** START EXCERPTED RECORDS **

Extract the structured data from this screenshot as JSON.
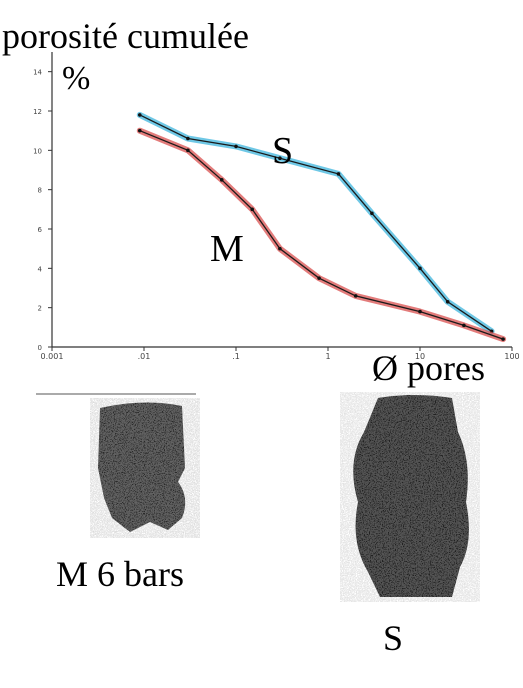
{
  "chart_data": {
    "type": "line",
    "title": "porosité cumulée",
    "ylabel": "%",
    "xlabel": "Ø pores",
    "x_scale": "log",
    "xlim": [
      0.001,
      100
    ],
    "ylim": [
      0,
      15
    ],
    "x_ticks": [
      "0.001",
      ".01",
      ".1",
      "1",
      "10",
      "100"
    ],
    "y_ticks": [
      "0",
      "2",
      "4",
      "6",
      "8",
      "10",
      "12",
      "14"
    ],
    "grid": false,
    "series": [
      {
        "name": "S",
        "color": "#3fb6dd",
        "x": [
          0.009,
          0.03,
          0.1,
          0.3,
          1.3,
          3,
          10,
          20,
          60
        ],
        "y": [
          11.8,
          10.6,
          10.2,
          9.6,
          8.8,
          6.8,
          4.0,
          2.3,
          0.8
        ]
      },
      {
        "name": "M",
        "color": "#d9504f",
        "x": [
          0.009,
          0.03,
          0.07,
          0.15,
          0.3,
          0.8,
          2,
          10,
          30,
          80
        ],
        "y": [
          11.0,
          10.0,
          8.5,
          7.0,
          5.0,
          3.5,
          2.6,
          1.8,
          1.1,
          0.4
        ]
      }
    ]
  },
  "samples": {
    "m_caption": "M 6 bars",
    "s_caption": "S"
  }
}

** END EXCERPTED RECORDS **

*DIRECTIVE*
Omit the pictures. Transcribe every record exactly.

*RESULT FOR THIS TASK*
Extract the structured data from this screenshot as JSON.
{
  "chart_data": {
    "type": "line",
    "title": "porosité cumulée",
    "ylabel": "%",
    "xlabel": "Ø pores",
    "x_scale": "log",
    "xlim": [
      0.001,
      100
    ],
    "ylim": [
      0,
      15
    ],
    "x_ticks": [
      "0.001",
      ".01",
      ".1",
      "1",
      "10",
      "100"
    ],
    "y_ticks": [
      "0",
      "2",
      "4",
      "6",
      "8",
      "10",
      "12",
      "14"
    ],
    "grid": false,
    "series": [
      {
        "name": "S",
        "color": "#3fb6dd",
        "x": [
          0.009,
          0.03,
          0.1,
          0.3,
          1.3,
          3,
          10,
          20,
          60
        ],
        "y": [
          11.8,
          10.6,
          10.2,
          9.6,
          8.8,
          6.8,
          4.0,
          2.3,
          0.8
        ]
      },
      {
        "name": "M",
        "color": "#d9504f",
        "x": [
          0.009,
          0.03,
          0.07,
          0.15,
          0.3,
          0.8,
          2,
          10,
          30,
          80
        ],
        "y": [
          11.0,
          10.0,
          8.5,
          7.0,
          5.0,
          3.5,
          2.6,
          1.8,
          1.1,
          0.4
        ]
      }
    ]
  },
  "samples": {
    "m_caption": "M 6 bars",
    "s_caption": "S"
  }
}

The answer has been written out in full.